● Problem requirements
Output all records precisely as written.

++++++

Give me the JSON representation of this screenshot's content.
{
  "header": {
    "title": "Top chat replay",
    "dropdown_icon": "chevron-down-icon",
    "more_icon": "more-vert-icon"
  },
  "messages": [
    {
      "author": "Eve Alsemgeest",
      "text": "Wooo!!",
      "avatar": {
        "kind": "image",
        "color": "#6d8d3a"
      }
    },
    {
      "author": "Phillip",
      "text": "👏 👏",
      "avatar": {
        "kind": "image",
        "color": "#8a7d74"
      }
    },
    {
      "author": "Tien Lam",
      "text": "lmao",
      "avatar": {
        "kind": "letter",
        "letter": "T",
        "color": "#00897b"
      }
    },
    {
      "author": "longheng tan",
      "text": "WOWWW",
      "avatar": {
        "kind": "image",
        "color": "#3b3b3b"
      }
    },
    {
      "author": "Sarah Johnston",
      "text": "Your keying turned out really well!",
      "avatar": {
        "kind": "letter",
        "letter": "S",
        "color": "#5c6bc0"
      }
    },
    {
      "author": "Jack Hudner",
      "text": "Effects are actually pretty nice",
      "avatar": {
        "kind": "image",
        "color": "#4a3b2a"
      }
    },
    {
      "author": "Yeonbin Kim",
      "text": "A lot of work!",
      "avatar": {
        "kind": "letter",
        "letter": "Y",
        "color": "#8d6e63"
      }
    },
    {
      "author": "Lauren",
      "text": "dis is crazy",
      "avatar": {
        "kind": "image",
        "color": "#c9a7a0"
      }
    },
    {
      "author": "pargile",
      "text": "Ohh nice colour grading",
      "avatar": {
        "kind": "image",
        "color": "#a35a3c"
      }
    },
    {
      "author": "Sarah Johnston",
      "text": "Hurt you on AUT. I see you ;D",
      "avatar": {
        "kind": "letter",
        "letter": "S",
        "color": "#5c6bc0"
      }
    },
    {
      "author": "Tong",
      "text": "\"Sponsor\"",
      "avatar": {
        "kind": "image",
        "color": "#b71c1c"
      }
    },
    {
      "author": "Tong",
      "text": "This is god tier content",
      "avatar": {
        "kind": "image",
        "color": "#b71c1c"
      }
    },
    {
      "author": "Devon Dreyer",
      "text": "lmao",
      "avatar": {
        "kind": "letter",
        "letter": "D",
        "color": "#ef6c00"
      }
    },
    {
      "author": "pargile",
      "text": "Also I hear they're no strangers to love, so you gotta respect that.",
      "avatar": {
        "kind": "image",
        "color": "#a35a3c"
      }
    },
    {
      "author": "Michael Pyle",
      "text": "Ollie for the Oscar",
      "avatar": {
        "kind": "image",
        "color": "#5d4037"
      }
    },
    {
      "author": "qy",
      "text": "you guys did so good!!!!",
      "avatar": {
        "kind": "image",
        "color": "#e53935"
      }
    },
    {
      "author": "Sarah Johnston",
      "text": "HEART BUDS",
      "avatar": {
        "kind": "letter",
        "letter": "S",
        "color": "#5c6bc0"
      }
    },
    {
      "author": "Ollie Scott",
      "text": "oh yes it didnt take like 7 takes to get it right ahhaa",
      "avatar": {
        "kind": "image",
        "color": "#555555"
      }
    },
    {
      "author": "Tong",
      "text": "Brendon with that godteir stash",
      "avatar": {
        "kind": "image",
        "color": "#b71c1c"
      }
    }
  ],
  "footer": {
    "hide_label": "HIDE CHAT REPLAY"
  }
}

++++++

● Task solution
Give me the JSON representation of this screenshot's content.
{
  "header": {
    "title": "Top chat replay",
    "dropdown_icon": "chevron-down-icon",
    "more_icon": "more-vert-icon"
  },
  "messages": [
    {
      "author": "Eve Alsemgeest",
      "text": "Wooo!!",
      "avatar": {
        "kind": "image",
        "color": "#6d8d3a"
      }
    },
    {
      "author": "Phillip",
      "text": "👏 👏",
      "avatar": {
        "kind": "image",
        "color": "#8a7d74"
      }
    },
    {
      "author": "Tien Lam",
      "text": "lmao",
      "avatar": {
        "kind": "letter",
        "letter": "T",
        "color": "#00897b"
      }
    },
    {
      "author": "longheng tan",
      "text": "WOWWW",
      "avatar": {
        "kind": "image",
        "color": "#3b3b3b"
      }
    },
    {
      "author": "Sarah Johnston",
      "text": "Your keying turned out really well!",
      "avatar": {
        "kind": "letter",
        "letter": "S",
        "color": "#5c6bc0"
      }
    },
    {
      "author": "Jack Hudner",
      "text": "Effects are actually pretty nice",
      "avatar": {
        "kind": "image",
        "color": "#4a3b2a"
      }
    },
    {
      "author": "Yeonbin Kim",
      "text": "A lot of work!",
      "avatar": {
        "kind": "letter",
        "letter": "Y",
        "color": "#8d6e63"
      }
    },
    {
      "author": "Lauren",
      "text": "dis is crazy",
      "avatar": {
        "kind": "image",
        "color": "#c9a7a0"
      }
    },
    {
      "author": "pargile",
      "text": "Ohh nice colour grading",
      "avatar": {
        "kind": "image",
        "color": "#a35a3c"
      }
    },
    {
      "author": "Sarah Johnston",
      "text": "Hurt you on AUT. I see you ;D",
      "avatar": {
        "kind": "letter",
        "letter": "S",
        "color": "#5c6bc0"
      }
    },
    {
      "author": "Tong",
      "text": "\"Sponsor\"",
      "avatar": {
        "kind": "image",
        "color": "#b71c1c"
      }
    },
    {
      "author": "Tong",
      "text": "This is god tier content",
      "avatar": {
        "kind": "image",
        "color": "#b71c1c"
      }
    },
    {
      "author": "Devon Dreyer",
      "text": "lmao",
      "avatar": {
        "kind": "letter",
        "letter": "D",
        "color": "#ef6c00"
      }
    },
    {
      "author": "pargile",
      "text": "Also I hear they're no strangers to love, so you gotta respect that.",
      "avatar": {
        "kind": "image",
        "color": "#a35a3c"
      }
    },
    {
      "author": "Michael Pyle",
      "text": "Ollie for the Oscar",
      "avatar": {
        "kind": "image",
        "color": "#5d4037"
      }
    },
    {
      "author": "qy",
      "text": "you guys did so good!!!!",
      "avatar": {
        "kind": "image",
        "color": "#e53935"
      }
    },
    {
      "author": "Sarah Johnston",
      "text": "HEART BUDS",
      "avatar": {
        "kind": "letter",
        "letter": "S",
        "color": "#5c6bc0"
      }
    },
    {
      "author": "Ollie Scott",
      "text": "oh yes it didnt take like 7 takes to get it right ahhaa",
      "avatar": {
        "kind": "image",
        "color": "#555555"
      }
    },
    {
      "author": "Tong",
      "text": "Brendon with that godteir stash",
      "avatar": {
        "kind": "image",
        "color": "#b71c1c"
      }
    }
  ],
  "footer": {
    "hide_label": "HIDE CHAT REPLAY"
  }
}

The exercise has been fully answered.